Please set down all the lines beneath this one exactly, without the pictures.

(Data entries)
■ ■ ■ ■ ■ ■ ■

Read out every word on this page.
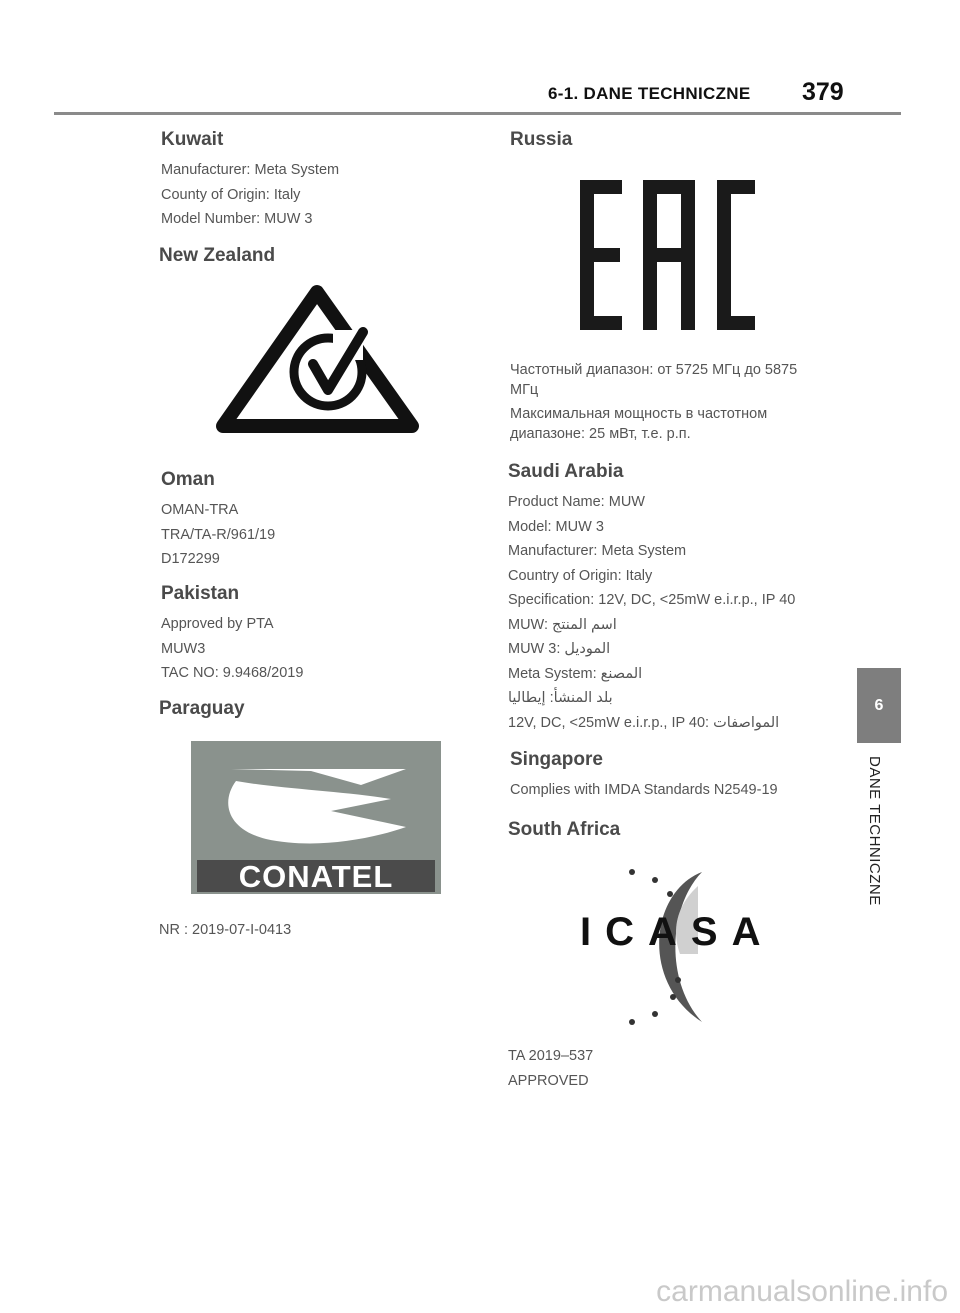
6-1. DANE TECHNICZNE 379
Kuwait
Manufacturer: Meta System
County of Origin: Italy
Model Number: MUW 3
New Zealand
Oman
OMAN-TRA
TRA/TA-R/961/19
D172299
Pakistan
Approved by PTA
MUW3
TAC NO: 9.9468/2019
Paraguay
CONATEL
NR : 2019-07-I-0413
Russia
Частотный диапазон: от 5725 МГц до 5875 МГц
Максимальная мощность в частотном диапазоне: 25 мВт, т.е. р.п.
Saudi Arabia
Product Name: MUW
Model: MUW 3
Manufacturer: Meta System
Country of Origin: Italy
Specification: 12V, DC, <25mW e.i.r.p., IP 40
MUW: اسم المنتج
MUW 3: الموديل
Meta System: المصنع
بلد المنشأ: إيطاليا
12V, DC, <25mW e.i.r.p., IP 40: المواصفات
Singapore
Complies with IMDA Standards N2549-19
South Africa
ICASA
TA 2019–537
APPROVED
6
DANE TECHNICZNE
carmanualsonline.info
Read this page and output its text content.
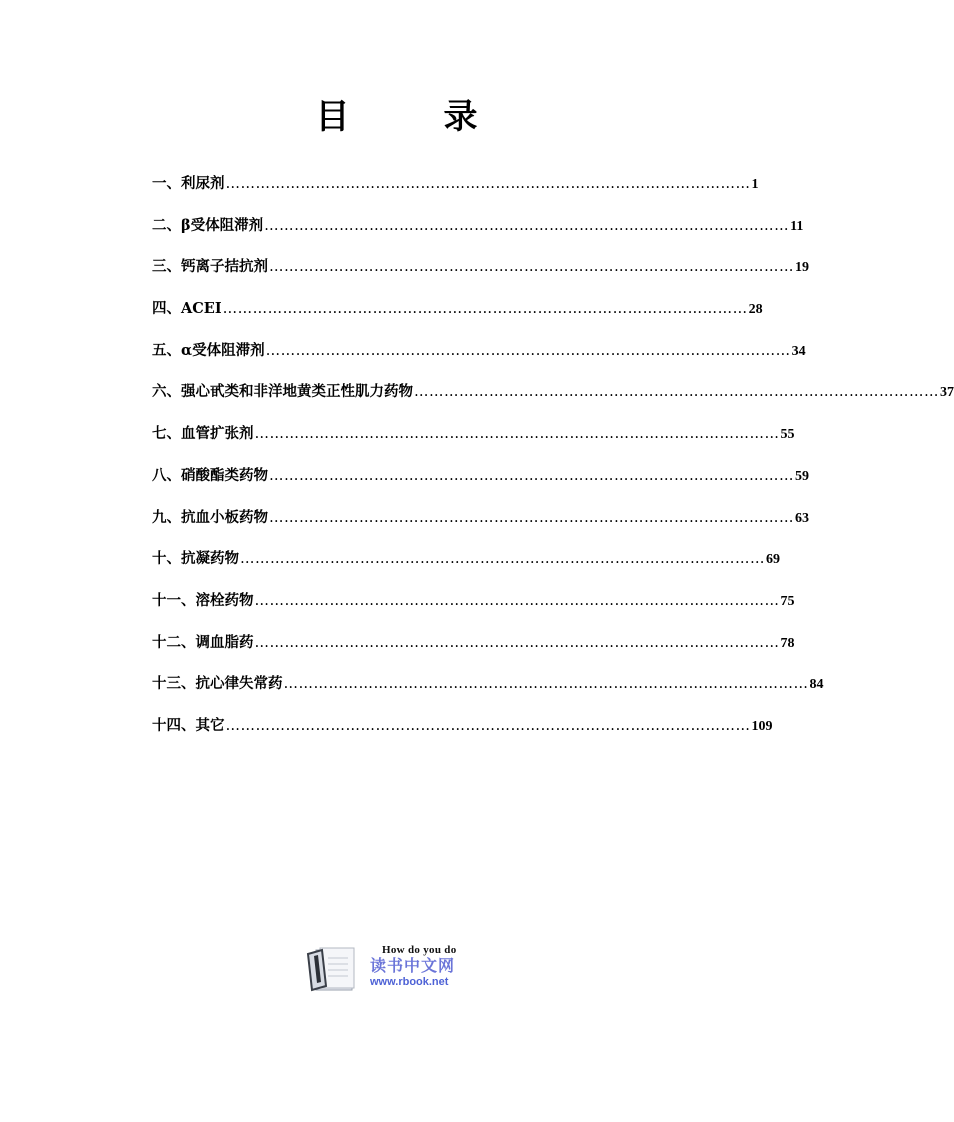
目　录
一、利尿剂 …………………………………………………………………………………………… 1
二、β受体阻滞剂 …………………………………………………………………………………………… 11
三、钙离子拮抗剂 …………………………………………………………………………………………… 19
四、ACEI …………………………………………………………………………………………… 28
五、α受体阻滞剂 …………………………………………………………………………………………… 34
六、强心甙类和非洋地黄类正性肌力药物 …………………………………………………………………………………………… 37
七、血管扩张剂 …………………………………………………………………………………………… 55
八、硝酸酯类药物 …………………………………………………………………………………………… 59
九、抗血小板药物 …………………………………………………………………………………………… 63
十、抗凝药物 …………………………………………………………………………………………… 69
十一、溶栓药物 …………………………………………………………………………………………… 75
十二、调血脂药 …………………………………………………………………………………………… 78
十三、抗心律失常药 …………………………………………………………………………………………… 84
十四、其它 …………………………………………………………………………………………… 109
How do you do
读书中文网
www.rbook.net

■ ■ ■ ■ ■ ■ ■

**Expected output:**
Read out every word on this page.
6-1. DANE TECHNICZNE 379
Kuwait
Manufacturer: Meta System
County of Origin: Italy
Model Number: MUW 3
New Zealand
Oman
OMAN-TRA
TRA/TA-R/961/19
D172299
Pakistan
Approved by PTA
MUW3
TAC NO: 9.9468/2019
Paraguay
CONATEL
NR : 2019-07-I-0413
Russia
Частотный диапазон: от 5725 МГц до 5875 МГц
Максимальная мощность в частотном диапазоне: 25 мВт, т.е. р.п.
Saudi Arabia
Product Name: MUW
Model: MUW 3
Manufacturer: Meta System
Country of Origin: Italy
Specification: 12V, DC, <25mW e.i.r.p., IP 40
MUW: اسم المنتج
MUW 3: الموديل
Meta System: المصنع
بلد المنشأ: إيطاليا
12V, DC, <25mW e.i.r.p., IP 40: المواصفات
Singapore
Complies with IMDA Standards N2549-19
South Africa
ICASA
TA 2019–537
APPROVED
6
DANE TECHNICZNE
carmanualsonline.info
Read this page and output its text content.
目　录
一、利尿剂 …………………………………………………………………………………………… 1
二、β受体阻滞剂 …………………………………………………………………………………………… 11
三、钙离子拮抗剂 …………………………………………………………………………………………… 19
四、ACEI …………………………………………………………………………………………… 28
五、α受体阻滞剂 …………………………………………………………………………………………… 34
六、强心甙类和非洋地黄类正性肌力药物 …………………………………………………………………………………………… 37
七、血管扩张剂 …………………………………………………………………………………………… 55
八、硝酸酯类药物 …………………………………………………………………………………………… 59
九、抗血小板药物 …………………………………………………………………………………………… 63
十、抗凝药物 …………………………………………………………………………………………… 69
十一、溶栓药物 …………………………………………………………………………………………… 75
十二、调血脂药 …………………………………………………………………………………………… 78
十三、抗心律失常药 …………………………………………………………………………………………… 84
十四、其它 …………………………………………………………………………………………… 109
How do you do
读书中文网
www.rbook.net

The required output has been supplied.